Copy out, from the entries below, each line holding the string "heart".

-- Begin Entries supplied --

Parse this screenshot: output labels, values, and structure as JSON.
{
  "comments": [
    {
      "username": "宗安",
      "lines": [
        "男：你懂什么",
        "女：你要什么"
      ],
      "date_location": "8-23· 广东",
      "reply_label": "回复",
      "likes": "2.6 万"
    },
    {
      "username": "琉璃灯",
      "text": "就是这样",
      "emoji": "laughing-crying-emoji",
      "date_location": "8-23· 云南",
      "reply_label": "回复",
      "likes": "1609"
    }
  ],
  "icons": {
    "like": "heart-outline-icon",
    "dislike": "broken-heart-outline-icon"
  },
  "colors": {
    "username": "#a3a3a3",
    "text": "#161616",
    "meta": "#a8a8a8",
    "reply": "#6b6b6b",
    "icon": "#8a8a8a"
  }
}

-- End Entries supplied --

§ **The response**
    "like": "heart-outline-icon",
    "dislike": "broken-heart-outline-icon"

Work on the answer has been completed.